WHAT THE TASK ASKS >> Look through the material below. Copy each line that contains the string "this".

*** MATERIAL ***

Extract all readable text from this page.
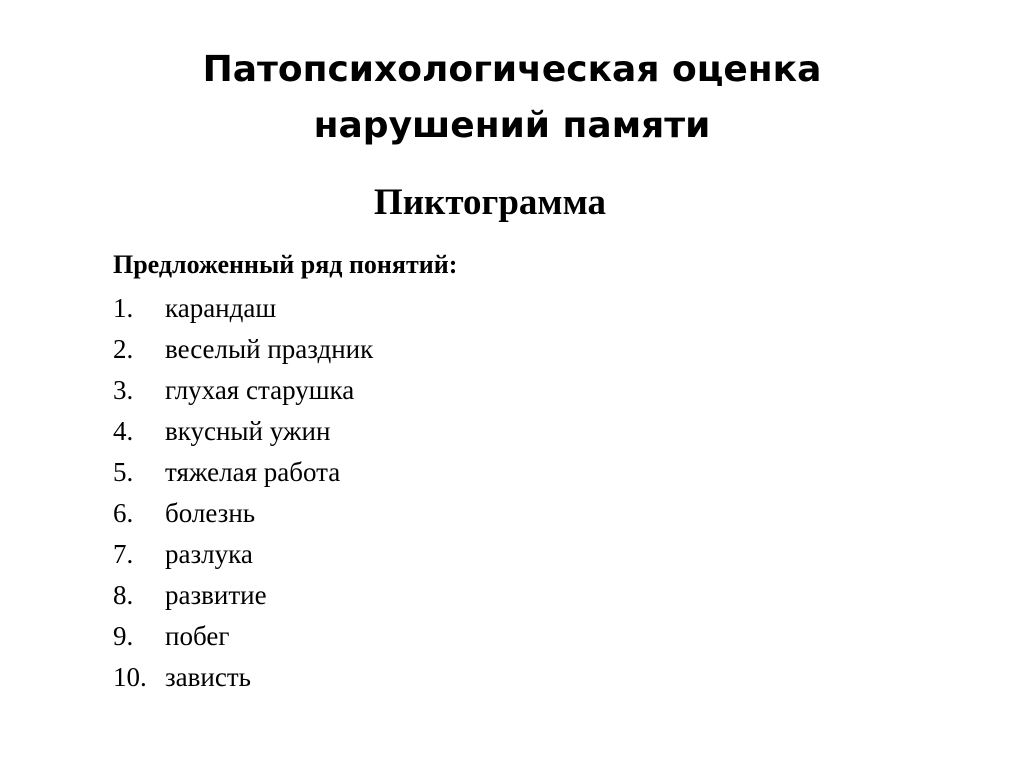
Патопсихологическая оценка
нарушений памяти
Пиктограмма

Предложенный ряд понятий:

1.	карандаш
2.	веселый праздник
3.	глухая старушка
4.	вкусный ужин
5.	тяжелая работа
6.	болезнь
7.	разлука
8.	развитие
9.	побег
10. зависть
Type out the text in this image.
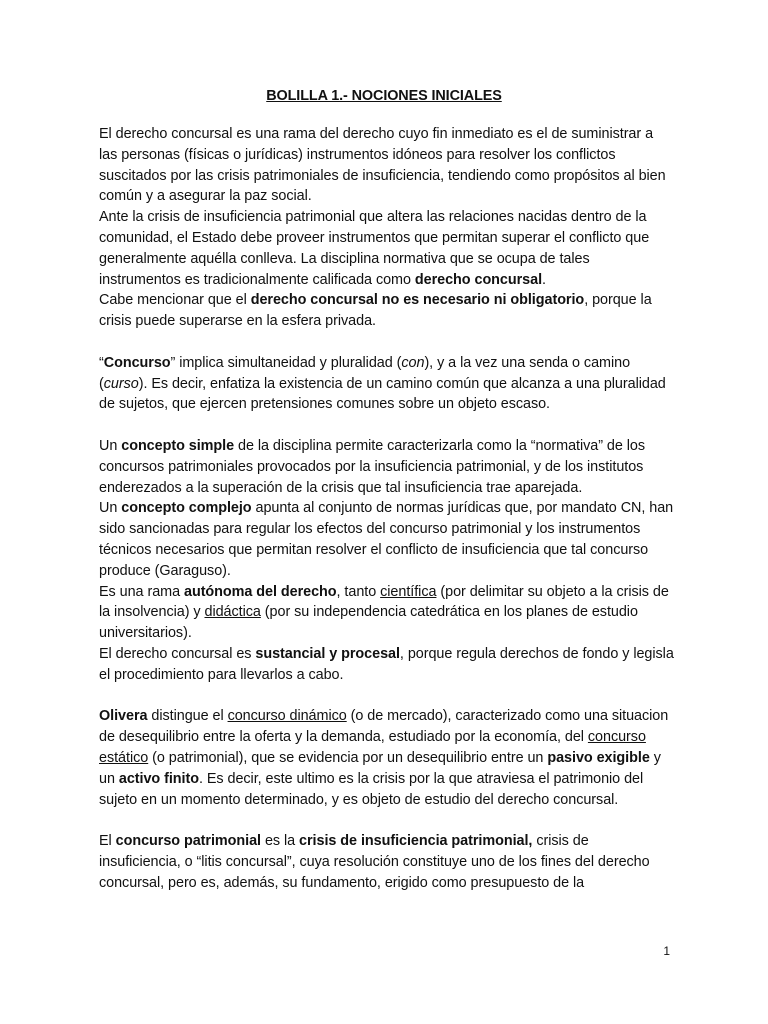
BOLILLA 1.- NOCIONES INICIALES

El derecho concursal es una rama del derecho cuyo fin inmediato es el de suministrar a las personas (físicas o jurídicas) instrumentos idóneos para resolver los conflictos suscitados por las crisis patrimoniales de insuficiencia, tendiendo como propósitos al bien común y a asegurar la paz social.

Ante la crisis de insuficiencia patrimonial que altera las relaciones nacidas dentro de la comunidad, el Estado debe proveer instrumentos que permitan superar el conflicto que generalmente aquélla conlleva. La disciplina normativa que se ocupa de tales instrumentos es tradicionalmente calificada como derecho concursal.

Cabe mencionar que el derecho concursal no es necesario ni obligatorio, porque la crisis puede superarse en la esfera privada.

“Concurso” implica simultaneidad y pluralidad (con), y a la vez una senda o camino (curso). Es decir, enfatiza la existencia de un camino común que alcanza a una pluralidad de sujetos, que ejercen pretensiones comunes sobre un objeto escaso.

Un concepto simple de la disciplina permite caracterizarla como la “normativa” de los concursos patrimoniales provocados por la insuficiencia patrimonial, y de los institutos enderezados a la superación de la crisis que tal insuficiencia trae aparejada.

Un concepto complejo apunta al conjunto de normas jurídicas que, por mandato CN, han sido sancionadas para regular los efectos del concurso patrimonial y los instrumentos técnicos necesarios que permitan resolver el conflicto de insuficiencia que tal concurso produce (Garaguso).

Es una rama autónoma del derecho, tanto científica (por delimitar su objeto a la crisis de la insolvencia) y didáctica (por su independencia catedrática en los planes de estudio universitarios).

El derecho concursal es sustancial y procesal, porque regula derechos de fondo y legisla el procedimiento para llevarlos a cabo.

Olivera distingue el concurso dinámico (o de mercado), caracterizado como una situacion de desequilibrio entre la oferta y la demanda, estudiado por la economía, del concurso estático (o patrimonial), que se evidencia por un desequilibrio entre un pasivo exigible y un activo finito. Es decir, este ultimo es la crisis por la que atraviesa el patrimonio del sujeto en un momento determinado, y es objeto de estudio del derecho concursal.

El concurso patrimonial es la crisis de insuficiencia patrimonial, crisis de insuficiencia, o “litis concursal”, cuya resolución constituye uno de los fines del derecho concursal, pero es, además, su fundamento, erigido como presupuesto de la

1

***

TASK OUTPUT >>
Extract all readable text from this page.
Type out the text in this image.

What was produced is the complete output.